### Vorliegender Text
━━━━━━

Ein anderer berichtete: „Die sind da einfach in die Bauernhäuser und haben
Speck, Cognac usw. rausgeholt. Und die Ostbataillone haben es noch viel
schlimmer getrieben. Haben an die Tür geklopft, wenn sie nicht gleich
aufgemacht hatten, oder eine Handgranate eingeworfen.“
Dabei agierten die Soldaten ganz im Sinne der NS-Führung, deren Ziel im
Auspressen aller wirtschaftlichen Ressourcen aus den besetzten Ländern
zugunsten des Reichs bestand. Nicht viel anders verhielt sich die
Staatsspitze: Deren Männer übernahmen [2][für ihre privaten Sammlungen
ganze Museen und Sammlungen]. Und die SS-Männer in Vernichtungslagern
ermordeten nicht nur die Deportierten, sondern eigneten sich Teile ihres
Besitzes persönlich an, wie eine [3][Studie über Sobibor] zeigt.
## Raub und Diebstahl für die Mitbringsel von der Front
Raub und Diebstahl waren ein konstituierendes Element des Regimes.
Dementsprechend tolerierte der NS-Staat auch Raub und Diebstahl seiner
Soldaten. Die Propaganda begrüßte es sogar, wenn sich die Männer ihren Teil
der Beute aneigneten. Anfängliche Mengenbegrenzungen der Mitbringsel in die
Heimat wurden schon bald fallen gelassen, der Zoll spielte kaum mehr eine
Rolle. Schließlich ging es auch darum, schreibt Packheiser, die Stimmung in
der Heimat zu heben.
Als sich der Krieg ab 1941 mehr und mehr in die Sowjetunion verlagerte,
fiel die Beute freilich dürftiger aus als zuvor etwa im wohlhabenderen
Frankreich. Manch ein Soldat bereitete seine Liebsten bedauernd darauf vor,
dass Seidenstrümpfe bei Minsk nicht zu ergattern seien, aber immerhin Eier,
Butter und Speck (derweil Millionen sowjetische Kriegsgefangene und
Zivilisten verhungerten).
Mit der Fortdauer des Krieges mutierten die Soldaten gar zu mobilen
Versorgern der „Heimatfront“, die unter Versorgungsengpässen zu leiden
begann: Man müsse „den Urlauber als ideales und einfachstes Transportmittel
ansehen und ihm für seine Angehörigen so viel Lebensmittel mitgeben, als er
nur schleppen könne“, heißt es in einem Gesprächsprotokoll aus der
Wolfsschanze, dem Kriegshauptquartier Hitlers, vom Juli 1942.

━━━━━━

### Inhalt der Daten
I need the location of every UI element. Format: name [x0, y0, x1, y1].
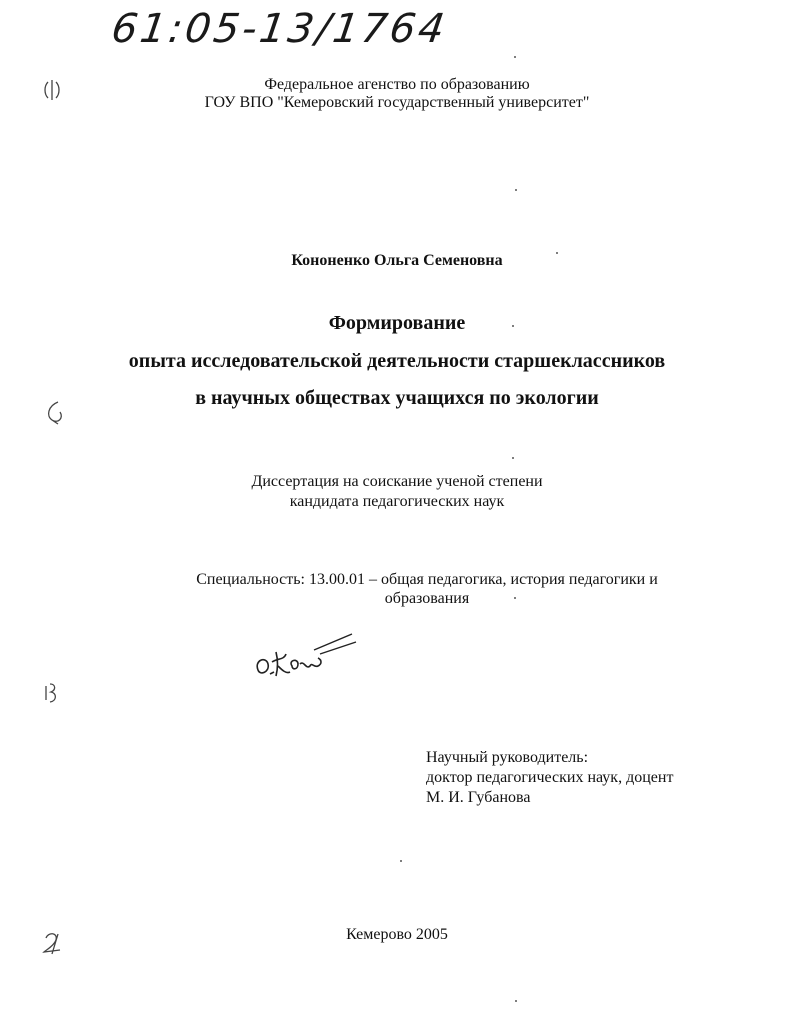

━━━━━━

Schreib den Abschnitt des Textes über Plünderungen deutscher Soldaten zwischen „Dementsprechend tolerierte der“ und „Heimat zu heben.“, beide eingeschlossen, noch einmal ab und tausche dabei „Propaganda“ gegen „Parteipresse“ aus.

Dementsprechend tolerierte der NS-Staat auch Raub und Diebstahl seiner
Soldaten. Die Parteipresse begrüßte es sogar, wenn sich die Männer ihren Teil
der Beute aneigneten. Anfängliche Mengenbegrenzungen der Mitbringsel in die
Heimat wurden schon bald fallen gelassen, der Zoll spielte kaum mehr eine
Rolle. Schließlich ging es auch darum, schreibt Packheiser, die Stimmung in
der Heimat zu heben.